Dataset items
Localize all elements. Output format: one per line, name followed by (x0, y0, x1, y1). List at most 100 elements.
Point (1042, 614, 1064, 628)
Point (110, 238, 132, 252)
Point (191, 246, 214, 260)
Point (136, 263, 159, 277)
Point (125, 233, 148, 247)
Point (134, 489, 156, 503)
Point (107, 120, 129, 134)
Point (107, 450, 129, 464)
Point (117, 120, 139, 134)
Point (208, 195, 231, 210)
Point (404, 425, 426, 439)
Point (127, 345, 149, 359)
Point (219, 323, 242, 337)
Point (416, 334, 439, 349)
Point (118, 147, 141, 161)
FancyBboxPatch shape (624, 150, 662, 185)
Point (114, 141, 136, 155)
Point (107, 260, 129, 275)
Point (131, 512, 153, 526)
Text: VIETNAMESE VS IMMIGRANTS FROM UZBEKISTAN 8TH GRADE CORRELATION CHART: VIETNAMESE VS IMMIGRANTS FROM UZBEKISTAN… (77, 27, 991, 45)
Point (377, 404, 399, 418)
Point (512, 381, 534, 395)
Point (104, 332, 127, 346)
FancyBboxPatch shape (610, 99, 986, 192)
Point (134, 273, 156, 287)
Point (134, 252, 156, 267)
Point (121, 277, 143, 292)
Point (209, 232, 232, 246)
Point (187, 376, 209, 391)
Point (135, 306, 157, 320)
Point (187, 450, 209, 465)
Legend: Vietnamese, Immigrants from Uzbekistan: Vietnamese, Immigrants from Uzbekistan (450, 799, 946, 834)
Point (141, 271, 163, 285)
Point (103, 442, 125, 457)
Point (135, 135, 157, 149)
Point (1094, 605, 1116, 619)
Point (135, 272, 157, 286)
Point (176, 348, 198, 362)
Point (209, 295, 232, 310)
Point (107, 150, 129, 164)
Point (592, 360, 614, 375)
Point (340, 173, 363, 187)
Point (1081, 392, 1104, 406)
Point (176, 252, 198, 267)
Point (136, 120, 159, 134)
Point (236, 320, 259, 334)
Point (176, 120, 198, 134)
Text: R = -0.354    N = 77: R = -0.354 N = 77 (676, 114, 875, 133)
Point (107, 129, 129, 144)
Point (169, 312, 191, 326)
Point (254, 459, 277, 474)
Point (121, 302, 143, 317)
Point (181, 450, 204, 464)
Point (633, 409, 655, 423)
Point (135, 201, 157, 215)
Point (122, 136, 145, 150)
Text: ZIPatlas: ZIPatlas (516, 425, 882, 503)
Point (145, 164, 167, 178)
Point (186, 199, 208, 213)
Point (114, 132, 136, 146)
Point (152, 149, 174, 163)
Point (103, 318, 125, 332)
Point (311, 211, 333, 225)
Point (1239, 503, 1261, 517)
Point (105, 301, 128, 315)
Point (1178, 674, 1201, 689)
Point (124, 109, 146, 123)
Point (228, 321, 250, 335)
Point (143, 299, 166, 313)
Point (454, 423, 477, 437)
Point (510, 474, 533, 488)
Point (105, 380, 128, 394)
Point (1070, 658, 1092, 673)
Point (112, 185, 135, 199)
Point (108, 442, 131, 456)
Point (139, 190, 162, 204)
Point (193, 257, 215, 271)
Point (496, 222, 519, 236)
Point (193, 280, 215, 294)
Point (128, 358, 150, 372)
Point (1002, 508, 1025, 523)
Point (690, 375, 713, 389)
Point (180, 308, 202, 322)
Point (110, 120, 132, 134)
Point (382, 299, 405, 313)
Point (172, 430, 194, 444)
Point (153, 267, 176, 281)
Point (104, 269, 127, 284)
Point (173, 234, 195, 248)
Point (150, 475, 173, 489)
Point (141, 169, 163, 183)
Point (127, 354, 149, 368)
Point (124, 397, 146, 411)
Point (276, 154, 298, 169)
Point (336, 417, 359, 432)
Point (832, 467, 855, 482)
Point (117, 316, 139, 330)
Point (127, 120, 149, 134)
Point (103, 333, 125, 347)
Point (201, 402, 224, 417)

* [WHAT THE EXERCISE ASKS] Rewrite the part of the listing above that opens with its first line and closes with the line containing "Point (633, 409, 655, 423)" as a JSON list of strings, one string per line, leaving out blank lines.

* [RESPONSE TO THE EXERCISE]
[
  "Localize all elements. Output format: one per line, name followed by (x0, y0, x1, y1). List at most 100 elements.",
  "Point (1042, 614, 1064, 628)",
  "Point (110, 238, 132, 252)",
  "Point (191, 246, 214, 260)",
  "Point (136, 263, 159, 277)",
  "Point (125, 233, 148, 247)",
  "Point (134, 489, 156, 503)",
  "Point (107, 120, 129, 134)",
  "Point (107, 450, 129, 464)",
  "Point (117, 120, 139, 134)",
  "Point (208, 195, 231, 210)",
  "Point (404, 425, 426, 439)",
  "Point (127, 345, 149, 359)",
  "Point (219, 323, 242, 337)",
  "Point (416, 334, 439, 349)",
  "Point (118, 147, 141, 161)",
  "FancyBboxPatch shape (624, 150, 662, 185)",
  "Point (114, 141, 136, 155)",
  "Point (107, 260, 129, 275)",
  "Point (131, 512, 153, 526)",
  "Text: VIETNAMESE VS IMMIGRANTS FROM UZBEKISTAN 8TH GRADE CORRELATION CHART: VIETNAMESE VS IMMIGRANTS FROM UZBEKISTAN… (77, 27, 991, 45)",
  "Point (377, 404, 399, 418)",
  "Point (512, 381, 534, 395)",
  "Point (104, 332, 127, 346)",
  "FancyBboxPatch shape (610, 99, 986, 192)",
  "Point (134, 273, 156, 287)",
  "Point (134, 252, 156, 267)",
  "Point (121, 277, 143, 292)",
  "Point (209, 232, 232, 246)",
  "Point (187, 376, 209, 391)",
  "Point (135, 306, 157, 320)",
  "Point (187, 450, 209, 465)",
  "Legend: Vietnamese, Immigrants from Uzbekistan: Vietnamese, Immigrants from Uzbekistan (450, 799, 946, 834)",
  "Point (141, 271, 163, 285)",
  "Point (103, 442, 125, 457)",
  "Point (135, 135, 157, 149)",
  "Point (1094, 605, 1116, 619)",
  "Point (135, 272, 157, 286)",
  "Point (176, 348, 198, 362)",
  "Point (209, 295, 232, 310)",
  "Point (107, 150, 129, 164)",
  "Point (592, 360, 614, 375)",
  "Point (340, 173, 363, 187)",
  "Point (1081, 392, 1104, 406)",
  "Point (176, 252, 198, 267)",
  "Point (136, 120, 159, 134)",
  "Point (236, 320, 259, 334)",
  "Point (176, 120, 198, 134)",
  "Text: R = -0.354    N = 77: R = -0.354 N = 77 (676, 114, 875, 133)",
  "Point (107, 129, 129, 144)",
  "Point (169, 312, 191, 326)",
  "Point (254, 459, 277, 474)",
  "Point (121, 302, 143, 317)",
  "Point (181, 450, 204, 464)",
  "Point (633, 409, 655, 423)"
]